Work task A. In the airport text, how many tons of cargo did Mashhad Airport handle in 2016?
Work task B. Copy the part of the airport text starting with "Mashhad International Airport (فرودگاه" and going on through "terminal (Terminal 3).".
Work task C. Using the airport text, decide whether each statement agrees with it: (i) Terminal 2 is the Hajj flight terminal. (ii) Mashhad International Airport is Iran's busiest airport. (iii) Passenger numbers in 2016 rose 17% over 2015. Answer yes or no for each, and quote the words of the text that decide it.

Given text.

Mashhad International Airport (فرودگاه بین‌المللی شهید هاشمی‌نژاد مشهد) is an international airport located in Mashhad, Razavi Khorasan province, Iran. The airbase serves jointly as a civilian airport and a military airbase.

==Overview==
Mashhad international airport is Iran's second-busiest airport, behind Tehran Mehrabad Airport. In 2016, Mashhad Airport handled a record 10 million-plus passengers, up 17% from 2015, along with 86,681 tons of cargo. It has flights to 57 destinations, including frequent flights to 30 Iranian cities, and 27 destinations in Central Asia, the Middle East, East Asia and Europe.

Mashhad International Airport has three terminals: a domestic flight terminal (Terminal 1), an international flight terminal (Terminal 2), and a Hajj flight terminal (Terminal 3).

The airbase serves jointly as a civilian airport and a military airbase.

The data.
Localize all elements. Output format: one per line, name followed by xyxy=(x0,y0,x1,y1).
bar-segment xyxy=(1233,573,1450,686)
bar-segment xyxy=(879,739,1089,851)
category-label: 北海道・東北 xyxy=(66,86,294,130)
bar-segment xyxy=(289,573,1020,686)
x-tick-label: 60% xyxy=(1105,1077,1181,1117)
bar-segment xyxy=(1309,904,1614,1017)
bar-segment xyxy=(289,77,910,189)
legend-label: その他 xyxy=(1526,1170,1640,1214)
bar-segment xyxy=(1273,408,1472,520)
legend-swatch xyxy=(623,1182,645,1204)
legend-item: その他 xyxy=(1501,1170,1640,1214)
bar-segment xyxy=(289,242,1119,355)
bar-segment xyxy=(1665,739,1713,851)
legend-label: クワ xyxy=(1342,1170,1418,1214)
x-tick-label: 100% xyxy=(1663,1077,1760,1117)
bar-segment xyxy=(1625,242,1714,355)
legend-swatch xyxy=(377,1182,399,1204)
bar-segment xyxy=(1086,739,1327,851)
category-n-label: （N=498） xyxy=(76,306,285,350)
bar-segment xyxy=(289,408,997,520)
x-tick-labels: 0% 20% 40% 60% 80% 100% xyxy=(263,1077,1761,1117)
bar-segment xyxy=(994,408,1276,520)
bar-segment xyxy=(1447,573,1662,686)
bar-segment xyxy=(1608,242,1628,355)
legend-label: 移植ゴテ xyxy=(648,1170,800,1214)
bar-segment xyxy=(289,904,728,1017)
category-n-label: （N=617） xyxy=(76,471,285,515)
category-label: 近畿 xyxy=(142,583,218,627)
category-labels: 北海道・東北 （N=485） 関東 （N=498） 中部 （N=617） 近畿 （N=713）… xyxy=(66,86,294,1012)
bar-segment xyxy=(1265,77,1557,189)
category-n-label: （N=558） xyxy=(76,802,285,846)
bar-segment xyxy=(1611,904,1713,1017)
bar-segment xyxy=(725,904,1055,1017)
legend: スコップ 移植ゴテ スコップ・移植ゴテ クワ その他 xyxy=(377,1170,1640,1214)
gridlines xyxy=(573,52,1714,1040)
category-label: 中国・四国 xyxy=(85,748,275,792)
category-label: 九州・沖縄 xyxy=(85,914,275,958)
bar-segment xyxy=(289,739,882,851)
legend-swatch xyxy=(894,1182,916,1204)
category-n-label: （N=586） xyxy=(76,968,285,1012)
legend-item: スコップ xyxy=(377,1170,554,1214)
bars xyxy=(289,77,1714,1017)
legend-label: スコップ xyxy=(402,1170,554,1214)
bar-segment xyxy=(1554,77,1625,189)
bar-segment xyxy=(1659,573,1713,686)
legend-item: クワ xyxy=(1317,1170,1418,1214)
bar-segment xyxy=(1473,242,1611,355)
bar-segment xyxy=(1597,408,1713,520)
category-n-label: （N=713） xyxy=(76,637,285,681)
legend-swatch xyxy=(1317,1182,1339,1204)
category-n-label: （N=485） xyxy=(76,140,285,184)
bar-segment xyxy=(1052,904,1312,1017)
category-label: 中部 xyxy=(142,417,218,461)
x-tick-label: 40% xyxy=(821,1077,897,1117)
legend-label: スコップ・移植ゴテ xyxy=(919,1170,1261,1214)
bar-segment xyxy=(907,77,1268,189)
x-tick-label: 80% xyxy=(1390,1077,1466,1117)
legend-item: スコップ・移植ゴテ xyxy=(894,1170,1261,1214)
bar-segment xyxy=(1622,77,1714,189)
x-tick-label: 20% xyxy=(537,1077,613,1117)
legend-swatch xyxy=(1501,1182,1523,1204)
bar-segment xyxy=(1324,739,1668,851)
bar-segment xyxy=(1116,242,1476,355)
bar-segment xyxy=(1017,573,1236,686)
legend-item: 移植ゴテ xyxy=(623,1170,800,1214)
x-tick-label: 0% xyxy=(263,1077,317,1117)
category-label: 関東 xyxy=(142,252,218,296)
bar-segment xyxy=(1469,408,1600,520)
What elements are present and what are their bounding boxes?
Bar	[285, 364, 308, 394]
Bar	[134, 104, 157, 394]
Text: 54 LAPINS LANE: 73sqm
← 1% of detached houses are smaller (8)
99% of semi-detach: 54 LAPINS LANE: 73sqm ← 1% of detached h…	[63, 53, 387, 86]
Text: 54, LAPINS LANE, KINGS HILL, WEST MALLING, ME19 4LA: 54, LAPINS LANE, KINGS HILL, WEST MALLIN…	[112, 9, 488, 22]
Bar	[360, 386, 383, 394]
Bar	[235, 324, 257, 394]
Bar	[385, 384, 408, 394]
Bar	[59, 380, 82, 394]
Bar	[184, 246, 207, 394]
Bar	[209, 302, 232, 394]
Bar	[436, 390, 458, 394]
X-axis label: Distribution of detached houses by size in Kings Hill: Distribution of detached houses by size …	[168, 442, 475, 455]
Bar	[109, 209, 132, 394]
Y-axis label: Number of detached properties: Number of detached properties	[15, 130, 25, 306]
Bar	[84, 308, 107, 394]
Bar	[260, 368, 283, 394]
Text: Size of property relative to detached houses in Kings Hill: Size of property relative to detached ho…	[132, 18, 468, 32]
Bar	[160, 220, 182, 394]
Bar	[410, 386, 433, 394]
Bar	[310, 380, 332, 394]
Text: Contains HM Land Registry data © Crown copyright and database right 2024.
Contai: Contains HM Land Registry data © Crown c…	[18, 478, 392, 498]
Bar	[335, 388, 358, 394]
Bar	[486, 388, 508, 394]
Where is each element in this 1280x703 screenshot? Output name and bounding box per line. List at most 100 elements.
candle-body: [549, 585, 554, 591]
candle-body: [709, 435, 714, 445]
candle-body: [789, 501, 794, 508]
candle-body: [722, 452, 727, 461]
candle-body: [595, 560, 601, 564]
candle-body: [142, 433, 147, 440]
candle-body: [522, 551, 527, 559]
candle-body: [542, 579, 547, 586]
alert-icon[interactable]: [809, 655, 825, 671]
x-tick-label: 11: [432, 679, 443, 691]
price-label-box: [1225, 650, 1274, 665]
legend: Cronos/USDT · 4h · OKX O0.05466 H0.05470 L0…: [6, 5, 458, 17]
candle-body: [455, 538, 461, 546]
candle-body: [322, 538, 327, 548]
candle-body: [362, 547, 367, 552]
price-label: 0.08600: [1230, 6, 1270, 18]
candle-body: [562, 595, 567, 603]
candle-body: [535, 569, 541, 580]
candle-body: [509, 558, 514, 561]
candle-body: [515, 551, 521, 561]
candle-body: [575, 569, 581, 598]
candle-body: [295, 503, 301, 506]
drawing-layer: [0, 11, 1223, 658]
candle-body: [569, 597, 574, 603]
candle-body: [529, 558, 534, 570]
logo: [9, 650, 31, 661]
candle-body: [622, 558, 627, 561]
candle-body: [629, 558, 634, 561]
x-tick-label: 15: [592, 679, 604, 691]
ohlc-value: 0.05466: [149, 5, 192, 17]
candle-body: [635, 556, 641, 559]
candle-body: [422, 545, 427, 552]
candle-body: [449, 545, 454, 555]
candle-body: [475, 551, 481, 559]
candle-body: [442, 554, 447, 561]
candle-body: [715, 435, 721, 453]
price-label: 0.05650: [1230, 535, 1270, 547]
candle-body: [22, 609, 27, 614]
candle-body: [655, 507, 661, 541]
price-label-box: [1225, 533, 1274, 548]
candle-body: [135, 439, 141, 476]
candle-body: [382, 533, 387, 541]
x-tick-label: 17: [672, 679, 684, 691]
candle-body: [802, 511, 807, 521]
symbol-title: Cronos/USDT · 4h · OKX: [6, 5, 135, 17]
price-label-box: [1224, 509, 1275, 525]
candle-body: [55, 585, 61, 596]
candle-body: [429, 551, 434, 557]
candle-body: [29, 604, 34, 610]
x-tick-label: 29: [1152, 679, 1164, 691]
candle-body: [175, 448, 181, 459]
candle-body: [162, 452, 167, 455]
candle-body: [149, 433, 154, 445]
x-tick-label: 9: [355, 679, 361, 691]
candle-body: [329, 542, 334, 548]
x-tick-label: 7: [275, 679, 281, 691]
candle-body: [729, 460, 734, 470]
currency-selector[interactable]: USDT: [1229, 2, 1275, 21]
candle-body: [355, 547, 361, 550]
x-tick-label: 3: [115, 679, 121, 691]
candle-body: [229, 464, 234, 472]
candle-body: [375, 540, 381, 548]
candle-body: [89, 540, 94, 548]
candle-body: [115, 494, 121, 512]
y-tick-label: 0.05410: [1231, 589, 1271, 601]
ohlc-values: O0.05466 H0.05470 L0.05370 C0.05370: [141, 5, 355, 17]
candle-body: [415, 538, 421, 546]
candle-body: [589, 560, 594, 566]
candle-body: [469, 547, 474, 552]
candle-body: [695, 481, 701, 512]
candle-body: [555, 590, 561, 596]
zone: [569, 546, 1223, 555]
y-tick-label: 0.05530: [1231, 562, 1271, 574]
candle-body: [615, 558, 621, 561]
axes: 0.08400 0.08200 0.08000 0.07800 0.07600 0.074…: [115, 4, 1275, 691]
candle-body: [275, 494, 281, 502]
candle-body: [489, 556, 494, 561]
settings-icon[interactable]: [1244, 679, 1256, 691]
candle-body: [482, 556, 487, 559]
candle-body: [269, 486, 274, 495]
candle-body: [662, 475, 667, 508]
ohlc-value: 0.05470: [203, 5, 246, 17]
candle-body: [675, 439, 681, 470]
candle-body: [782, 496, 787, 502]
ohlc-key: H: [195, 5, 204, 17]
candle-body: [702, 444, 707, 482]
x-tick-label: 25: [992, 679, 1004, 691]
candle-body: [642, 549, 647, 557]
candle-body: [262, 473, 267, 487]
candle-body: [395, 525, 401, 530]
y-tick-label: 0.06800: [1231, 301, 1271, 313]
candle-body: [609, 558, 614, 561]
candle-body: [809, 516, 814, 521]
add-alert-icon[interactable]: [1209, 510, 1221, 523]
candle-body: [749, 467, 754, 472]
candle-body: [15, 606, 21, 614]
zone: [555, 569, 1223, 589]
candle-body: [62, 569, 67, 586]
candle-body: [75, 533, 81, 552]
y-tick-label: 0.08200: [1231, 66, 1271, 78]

Output A. 86,681 tons.

Output B.
Mashhad International Airport (فرودگاه بین‌المللی شهید هاشمی‌نژاد مشهد) is an international airport located in Mashhad, Razavi Khorasan province, Iran. The airbase serves jointly as a civilian airport and a military airbase.

==Overview==
Mashhad international airport is Iran's second-busiest airport, behind Tehran Mehrabad Airport. In 2016, Mashhad Airport handled a record 10 million-plus passengers, up 17% from 2015, along with 86,681 tons of cargo. It has flights to 57 destinations, including frequent flights to 30 Iranian cities, and 27 destinations in Central Asia, the Middle East, East Asia and Europe.

Mashhad International Airport has three terminals: a domestic flight terminal (Terminal 1), an international flight terminal (Terminal 2), and a Hajj flight terminal (Terminal 3).

Output C.
(i) No: "an international flight terminal (Terminal 2), and a Hajj flight terminal (Terminal 3)"
(ii) No: "Mashhad international airport is Iran's second-busiest airport, behind Tehran Mehrabad Airport"
(iii) Yes: "up 17% from 2015"